PROBLEM REQUIREMENTS> Render the rows from the first line through the line containing "outlier-point: [355, 43, 362, 50]", inclusive, as a numbered list, dropping any blank lines.

DATA LINES>

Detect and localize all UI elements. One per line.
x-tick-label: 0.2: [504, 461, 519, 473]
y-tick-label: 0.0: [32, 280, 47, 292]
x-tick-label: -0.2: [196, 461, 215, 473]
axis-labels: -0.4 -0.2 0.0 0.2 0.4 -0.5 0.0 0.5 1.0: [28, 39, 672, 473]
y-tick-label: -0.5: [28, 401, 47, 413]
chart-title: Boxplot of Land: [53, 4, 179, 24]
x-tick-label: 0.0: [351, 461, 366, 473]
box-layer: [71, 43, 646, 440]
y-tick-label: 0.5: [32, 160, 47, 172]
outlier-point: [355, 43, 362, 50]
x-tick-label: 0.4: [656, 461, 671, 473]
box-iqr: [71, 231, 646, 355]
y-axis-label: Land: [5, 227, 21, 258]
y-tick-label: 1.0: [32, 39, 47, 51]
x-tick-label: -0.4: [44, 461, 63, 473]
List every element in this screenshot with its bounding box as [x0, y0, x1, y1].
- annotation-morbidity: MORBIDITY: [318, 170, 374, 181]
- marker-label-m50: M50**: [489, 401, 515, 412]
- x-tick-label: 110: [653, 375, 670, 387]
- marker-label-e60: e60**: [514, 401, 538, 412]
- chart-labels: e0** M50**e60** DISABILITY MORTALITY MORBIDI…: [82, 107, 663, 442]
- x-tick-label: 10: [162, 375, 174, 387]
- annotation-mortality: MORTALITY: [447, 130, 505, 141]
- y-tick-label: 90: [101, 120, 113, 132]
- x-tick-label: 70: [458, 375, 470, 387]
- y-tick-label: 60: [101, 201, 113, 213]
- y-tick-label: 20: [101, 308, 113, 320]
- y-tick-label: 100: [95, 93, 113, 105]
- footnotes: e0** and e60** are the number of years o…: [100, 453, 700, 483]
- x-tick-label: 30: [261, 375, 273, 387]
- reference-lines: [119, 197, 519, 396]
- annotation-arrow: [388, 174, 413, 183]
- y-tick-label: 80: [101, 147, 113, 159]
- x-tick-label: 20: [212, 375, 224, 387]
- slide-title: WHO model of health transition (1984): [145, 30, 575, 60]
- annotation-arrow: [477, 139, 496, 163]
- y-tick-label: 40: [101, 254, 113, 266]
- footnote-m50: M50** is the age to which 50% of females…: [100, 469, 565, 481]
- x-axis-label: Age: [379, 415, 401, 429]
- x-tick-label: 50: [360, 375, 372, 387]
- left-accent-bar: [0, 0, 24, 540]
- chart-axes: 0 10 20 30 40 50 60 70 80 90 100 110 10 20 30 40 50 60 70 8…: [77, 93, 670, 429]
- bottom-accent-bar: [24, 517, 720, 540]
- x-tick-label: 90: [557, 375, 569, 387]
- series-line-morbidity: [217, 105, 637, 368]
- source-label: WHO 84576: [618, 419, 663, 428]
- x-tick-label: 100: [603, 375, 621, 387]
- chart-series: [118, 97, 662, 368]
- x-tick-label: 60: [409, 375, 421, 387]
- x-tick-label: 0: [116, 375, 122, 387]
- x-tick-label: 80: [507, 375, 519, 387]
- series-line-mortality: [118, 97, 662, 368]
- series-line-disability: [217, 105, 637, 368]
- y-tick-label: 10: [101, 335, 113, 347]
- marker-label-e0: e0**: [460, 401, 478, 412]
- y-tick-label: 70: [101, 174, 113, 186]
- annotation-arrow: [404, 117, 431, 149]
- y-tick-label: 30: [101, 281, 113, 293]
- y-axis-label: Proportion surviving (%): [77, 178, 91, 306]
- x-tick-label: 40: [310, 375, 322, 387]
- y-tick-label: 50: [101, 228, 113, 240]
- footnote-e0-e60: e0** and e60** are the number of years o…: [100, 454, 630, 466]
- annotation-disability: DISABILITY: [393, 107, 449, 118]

RESPONSE>
1. Detect and localize all UI elements. One per line.
2. x-tick-label: 0.2: [504, 461, 519, 473]
3. y-tick-label: 0.0: [32, 280, 47, 292]
4. x-tick-label: -0.2: [196, 461, 215, 473]
5. axis-labels: -0.4 -0.2 0.0 0.2 0.4 -0.5 0.0 0.5 1.0: [28, 39, 672, 473]
6. y-tick-label: -0.5: [28, 401, 47, 413]
7. chart-title: Boxplot of Land: [53, 4, 179, 24]
8. x-tick-label: 0.0: [351, 461, 366, 473]
9. box-layer: [71, 43, 646, 440]
10. y-tick-label: 0.5: [32, 160, 47, 172]
11. outlier-point: [355, 43, 362, 50]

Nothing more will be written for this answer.